Work required:
Go through the listing and write out all of it exactly.

Records from a data collection:
---+---

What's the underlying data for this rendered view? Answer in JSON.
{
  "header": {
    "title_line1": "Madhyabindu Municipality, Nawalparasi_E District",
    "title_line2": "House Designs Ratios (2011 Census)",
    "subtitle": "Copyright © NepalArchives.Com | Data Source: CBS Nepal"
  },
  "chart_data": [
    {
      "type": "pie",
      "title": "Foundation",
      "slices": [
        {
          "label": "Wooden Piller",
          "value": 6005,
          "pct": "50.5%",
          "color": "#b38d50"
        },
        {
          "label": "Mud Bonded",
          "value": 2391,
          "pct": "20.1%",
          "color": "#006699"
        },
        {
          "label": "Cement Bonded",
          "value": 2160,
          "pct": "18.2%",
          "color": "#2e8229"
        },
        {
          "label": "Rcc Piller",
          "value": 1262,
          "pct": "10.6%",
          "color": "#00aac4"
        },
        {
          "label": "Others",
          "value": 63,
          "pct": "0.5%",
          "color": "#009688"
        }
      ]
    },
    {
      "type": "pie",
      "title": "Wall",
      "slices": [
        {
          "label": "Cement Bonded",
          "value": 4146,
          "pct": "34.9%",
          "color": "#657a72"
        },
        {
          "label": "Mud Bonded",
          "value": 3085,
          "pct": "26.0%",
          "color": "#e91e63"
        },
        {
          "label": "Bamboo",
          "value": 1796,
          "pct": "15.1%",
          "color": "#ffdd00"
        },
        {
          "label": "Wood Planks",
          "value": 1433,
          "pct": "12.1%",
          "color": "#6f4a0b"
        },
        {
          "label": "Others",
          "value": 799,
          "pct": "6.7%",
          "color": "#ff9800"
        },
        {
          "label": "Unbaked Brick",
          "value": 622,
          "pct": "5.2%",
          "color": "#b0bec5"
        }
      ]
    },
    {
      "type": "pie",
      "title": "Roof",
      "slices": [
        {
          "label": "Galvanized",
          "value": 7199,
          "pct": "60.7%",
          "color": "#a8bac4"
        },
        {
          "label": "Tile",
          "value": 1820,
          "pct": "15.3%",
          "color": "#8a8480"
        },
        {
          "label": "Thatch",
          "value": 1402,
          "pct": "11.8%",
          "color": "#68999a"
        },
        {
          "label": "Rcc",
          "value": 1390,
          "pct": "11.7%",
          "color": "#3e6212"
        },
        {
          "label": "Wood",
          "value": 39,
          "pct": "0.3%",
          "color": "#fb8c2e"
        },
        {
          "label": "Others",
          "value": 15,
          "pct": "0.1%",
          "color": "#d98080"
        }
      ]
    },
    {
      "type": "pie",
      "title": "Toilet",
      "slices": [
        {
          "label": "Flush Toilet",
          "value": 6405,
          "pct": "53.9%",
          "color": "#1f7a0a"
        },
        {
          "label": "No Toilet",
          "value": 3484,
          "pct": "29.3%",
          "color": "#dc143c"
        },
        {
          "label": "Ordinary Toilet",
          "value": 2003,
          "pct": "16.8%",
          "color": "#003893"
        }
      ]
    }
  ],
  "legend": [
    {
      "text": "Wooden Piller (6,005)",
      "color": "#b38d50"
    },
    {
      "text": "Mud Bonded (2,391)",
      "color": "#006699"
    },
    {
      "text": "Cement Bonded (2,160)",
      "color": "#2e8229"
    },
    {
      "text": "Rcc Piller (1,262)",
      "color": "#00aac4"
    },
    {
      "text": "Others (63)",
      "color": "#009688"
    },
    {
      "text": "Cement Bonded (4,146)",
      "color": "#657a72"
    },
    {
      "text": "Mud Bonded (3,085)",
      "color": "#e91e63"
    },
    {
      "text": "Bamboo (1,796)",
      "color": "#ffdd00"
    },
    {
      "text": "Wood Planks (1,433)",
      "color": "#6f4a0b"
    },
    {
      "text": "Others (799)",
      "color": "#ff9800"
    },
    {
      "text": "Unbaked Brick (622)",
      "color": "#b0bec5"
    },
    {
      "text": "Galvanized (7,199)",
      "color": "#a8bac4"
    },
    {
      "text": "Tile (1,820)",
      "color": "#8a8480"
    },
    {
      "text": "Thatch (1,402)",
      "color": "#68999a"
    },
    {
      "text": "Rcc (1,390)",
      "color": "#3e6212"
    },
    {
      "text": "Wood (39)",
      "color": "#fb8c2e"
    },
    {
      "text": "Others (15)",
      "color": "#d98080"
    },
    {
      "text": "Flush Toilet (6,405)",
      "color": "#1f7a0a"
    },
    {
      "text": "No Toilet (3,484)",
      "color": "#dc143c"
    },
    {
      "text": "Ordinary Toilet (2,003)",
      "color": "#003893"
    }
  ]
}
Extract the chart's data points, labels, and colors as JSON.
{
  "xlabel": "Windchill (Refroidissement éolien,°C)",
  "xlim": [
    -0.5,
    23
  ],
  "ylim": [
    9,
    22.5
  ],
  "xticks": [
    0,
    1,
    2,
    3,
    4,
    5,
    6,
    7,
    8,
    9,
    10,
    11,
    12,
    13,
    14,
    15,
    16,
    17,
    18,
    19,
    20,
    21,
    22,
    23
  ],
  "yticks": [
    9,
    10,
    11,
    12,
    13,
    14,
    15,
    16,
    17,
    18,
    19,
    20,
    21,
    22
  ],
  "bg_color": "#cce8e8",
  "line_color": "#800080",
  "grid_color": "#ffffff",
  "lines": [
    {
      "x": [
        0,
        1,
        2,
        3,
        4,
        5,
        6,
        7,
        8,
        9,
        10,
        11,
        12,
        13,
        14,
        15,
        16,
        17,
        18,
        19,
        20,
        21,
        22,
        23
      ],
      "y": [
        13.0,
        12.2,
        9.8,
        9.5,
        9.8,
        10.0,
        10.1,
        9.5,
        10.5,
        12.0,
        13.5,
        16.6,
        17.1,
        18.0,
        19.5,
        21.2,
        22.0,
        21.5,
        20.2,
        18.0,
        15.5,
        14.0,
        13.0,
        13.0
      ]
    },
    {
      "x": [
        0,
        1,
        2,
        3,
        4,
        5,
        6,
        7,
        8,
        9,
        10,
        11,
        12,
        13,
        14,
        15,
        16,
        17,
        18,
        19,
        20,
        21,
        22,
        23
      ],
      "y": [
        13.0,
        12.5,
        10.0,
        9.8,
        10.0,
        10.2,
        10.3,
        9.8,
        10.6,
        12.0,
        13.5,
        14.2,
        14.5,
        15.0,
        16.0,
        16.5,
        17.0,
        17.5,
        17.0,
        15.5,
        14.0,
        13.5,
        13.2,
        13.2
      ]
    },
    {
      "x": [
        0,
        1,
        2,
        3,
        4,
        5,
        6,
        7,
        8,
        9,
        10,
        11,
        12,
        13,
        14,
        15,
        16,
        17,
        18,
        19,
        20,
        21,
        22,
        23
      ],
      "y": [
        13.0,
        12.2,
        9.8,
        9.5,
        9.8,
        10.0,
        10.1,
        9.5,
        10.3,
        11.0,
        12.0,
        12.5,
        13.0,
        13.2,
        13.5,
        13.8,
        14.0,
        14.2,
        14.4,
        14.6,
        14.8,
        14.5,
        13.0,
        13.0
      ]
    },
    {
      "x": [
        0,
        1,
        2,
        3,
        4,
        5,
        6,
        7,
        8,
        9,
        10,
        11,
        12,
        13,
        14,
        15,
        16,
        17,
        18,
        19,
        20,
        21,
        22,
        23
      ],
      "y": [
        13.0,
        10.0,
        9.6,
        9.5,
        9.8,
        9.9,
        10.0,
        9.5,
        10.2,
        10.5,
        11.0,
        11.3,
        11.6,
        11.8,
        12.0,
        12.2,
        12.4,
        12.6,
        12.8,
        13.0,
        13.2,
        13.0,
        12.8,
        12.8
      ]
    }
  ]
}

---+---

Output for this task:
What's the underlying data for this rendered view? Answer in JSON.
{
  "header": {
    "title_line1": "Madhyabindu Municipality, Nawalparasi_E District",
    "title_line2": "House Designs Ratios (2011 Census)",
    "subtitle": "Copyright © NepalArchives.Com | Data Source: CBS Nepal"
  },
  "chart_data": [
    {
      "type": "pie",
      "title": "Foundation",
      "slices": [
        {
          "label": "Wooden Piller",
          "value": 6005,
          "pct": "50.5%",
          "color": "#b38d50"
        },
        {
          "label": "Mud Bonded",
          "value": 2391,
          "pct": "20.1%",
          "color": "#006699"
        },
        {
          "label": "Cement Bonded",
          "value": 2160,
          "pct": "18.2%",
          "color": "#2e8229"
        },
        {
          "label": "Rcc Piller",
          "value": 1262,
          "pct": "10.6%",
          "color": "#00aac4"
        },
        {
          "label": "Others",
          "value": 63,
          "pct": "0.5%",
          "color": "#009688"
        }
      ]
    },
    {
      "type": "pie",
      "title": "Wall",
      "slices": [
        {
          "label": "Cement Bonded",
          "value": 4146,
          "pct": "34.9%",
          "color": "#657a72"
        },
        {
          "label": "Mud Bonded",
          "value": 3085,
          "pct": "26.0%",
          "color": "#e91e63"
        },
        {
          "label": "Bamboo",
          "value": 1796,
          "pct": "15.1%",
          "color": "#ffdd00"
        },
        {
          "label": "Wood Planks",
          "value": 1433,
          "pct": "12.1%",
          "color": "#6f4a0b"
        },
        {
          "label": "Others",
          "value": 799,
          "pct": "6.7%",
          "color": "#ff9800"
        },
        {
          "label": "Unbaked Brick",
          "value": 622,
          "pct": "5.2%",
          "color": "#b0bec5"
        }
      ]
    },
    {
      "type": "pie",
      "title": "Roof",
      "slices": [
        {
          "label": "Galvanized",
          "value": 7199,
          "pct": "60.7%",
          "color": "#a8bac4"
        },
        {
          "label": "Tile",
          "value": 1820,
          "pct": "15.3%",
          "color": "#8a8480"
        },
        {
          "label": "Thatch",
          "value": 1402,
          "pct": "11.8%",
          "color": "#68999a"
        },
        {
          "label": "Rcc",
          "value": 1390,
          "pct": "11.7%",
          "color": "#3e6212"
        },
        {
          "label": "Wood",
          "value": 39,
          "pct": "0.3%",
          "color": "#fb8c2e"
        },
        {
          "label": "Others",
          "value": 15,
          "pct": "0.1%",
          "color": "#d98080"
        }
      ]
    },
    {
      "type": "pie",
      "title": "Toilet",
      "slices": [
        {
          "label": "Flush Toilet",
          "value": 6405,
          "pct": "53.9%",
          "color": "#1f7a0a"
        },
        {
          "label": "No Toilet",
          "value": 3484,
          "pct": "29.3%",
          "color": "#dc143c"
        },
        {
          "label": "Ordinary Toilet",
          "value": 2003,
          "pct": "16.8%",
          "color": "#003893"
        }
      ]
    }
  ],
  "legend": [
    {
      "text": "Wooden Piller (6,005)",
      "color": "#b38d50"
    },
    {
      "text": "Mud Bonded (2,391)",
      "color": "#006699"
    },
    {
      "text": "Cement Bonded (2,160)",
      "color": "#2e8229"
    },
    {
      "text": "Rcc Piller (1,262)",
      "color": "#00aac4"
    },
    {
      "text": "Others (63)",
      "color": "#009688"
    },
    {
      "text": "Cement Bonded (4,146)",
      "color": "#657a72"
    },
    {
      "text": "Mud Bonded (3,085)",
      "color": "#e91e63"
    },
    {
      "text": "Bamboo (1,796)",
      "color": "#ffdd00"
    },
    {
      "text": "Wood Planks (1,433)",
      "color": "#6f4a0b"
    },
    {
      "text": "Others (799)",
      "color": "#ff9800"
    },
    {
      "text": "Unbaked Brick (622)",
      "color": "#b0bec5"
    },
    {
      "text": "Galvanized (7,199)",
      "color": "#a8bac4"
    },
    {
      "text": "Tile (1,820)",
      "color": "#8a8480"
    },
    {
      "text": "Thatch (1,402)",
      "color": "#68999a"
    },
    {
      "text": "Rcc (1,390)",
      "color": "#3e6212"
    },
    {
      "text": "Wood (39)",
      "color": "#fb8c2e"
    },
    {
      "text": "Others (15)",
      "color": "#d98080"
    },
    {
      "text": "Flush Toilet (6,405)",
      "color": "#1f7a0a"
    },
    {
      "text": "No Toilet (3,484)",
      "color": "#dc143c"
    },
    {
      "text": "Ordinary Toilet (2,003)",
      "color": "#003893"
    }
  ]
}
Extract the chart's data points, labels, and colors as JSON.
{
  "xlabel": "Windchill (Refroidissement éolien,°C)",
  "xlim": [
    -0.5,
    23
  ],
  "ylim": [
    9,
    22.5
  ],
  "xticks": [
    0,
    1,
    2,
    3,
    4,
    5,
    6,
    7,
    8,
    9,
    10,
    11,
    12,
    13,
    14,
    15,
    16,
    17,
    18,
    19,
    20,
    21,
    22,
    23
  ],
  "yticks": [
    9,
    10,
    11,
    12,
    13,
    14,
    15,
    16,
    17,
    18,
    19,
    20,
    21,
    22
  ],
  "bg_color": "#cce8e8",
  "line_color": "#800080",
  "grid_color": "#ffffff",
  "lines": [
    {
      "x": [
        0,
        1,
        2,
        3,
        4,
        5,
        6,
        7,
        8,
        9,
        10,
        11,
        12,
        13,
        14,
        15,
        16,
        17,
        18,
        19,
        20,
        21,
        22,
        23
      ],
      "y": [
        13.0,
        12.2,
        9.8,
        9.5,
        9.8,
        10.0,
        10.1,
        9.5,
        10.5,
        12.0,
        13.5,
        16.6,
        17.1,
        18.0,
        19.5,
        21.2,
        22.0,
        21.5,
        20.2,
        18.0,
        15.5,
        14.0,
        13.0,
        13.0
      ]
    },
    {
      "x": [
        0,
        1,
        2,
        3,
        4,
        5,
        6,
        7,
        8,
        9,
        10,
        11,
        12,
        13,
        14,
        15,
        16,
        17,
        18,
        19,
        20,
        21,
        22,
        23
      ],
      "y": [
        13.0,
        12.5,
        10.0,
        9.8,
        10.0,
        10.2,
        10.3,
        9.8,
        10.6,
        12.0,
        13.5,
        14.2,
        14.5,
        15.0,
        16.0,
        16.5,
        17.0,
        17.5,
        17.0,
        15.5,
        14.0,
        13.5,
        13.2,
        13.2
      ]
    },
    {
      "x": [
        0,
        1,
        2,
        3,
        4,
        5,
        6,
        7,
        8,
        9,
        10,
        11,
        12,
        13,
        14,
        15,
        16,
        17,
        18,
        19,
        20,
        21,
        22,
        23
      ],
      "y": [
        13.0,
        12.2,
        9.8,
        9.5,
        9.8,
        10.0,
        10.1,
        9.5,
        10.3,
        11.0,
        12.0,
        12.5,
        13.0,
        13.2,
        13.5,
        13.8,
        14.0,
        14.2,
        14.4,
        14.6,
        14.8,
        14.5,
        13.0,
        13.0
      ]
    },
    {
      "x": [
        0,
        1,
        2,
        3,
        4,
        5,
        6,
        7,
        8,
        9,
        10,
        11,
        12,
        13,
        14,
        15,
        16,
        17,
        18,
        19,
        20,
        21,
        22,
        23
      ],
      "y": [
        13.0,
        10.0,
        9.6,
        9.5,
        9.8,
        9.9,
        10.0,
        9.5,
        10.2,
        10.5,
        11.0,
        11.3,
        11.6,
        11.8,
        12.0,
        12.2,
        12.4,
        12.6,
        12.8,
        13.0,
        13.2,
        13.0,
        12.8,
        12.8
      ]
    }
  ]
}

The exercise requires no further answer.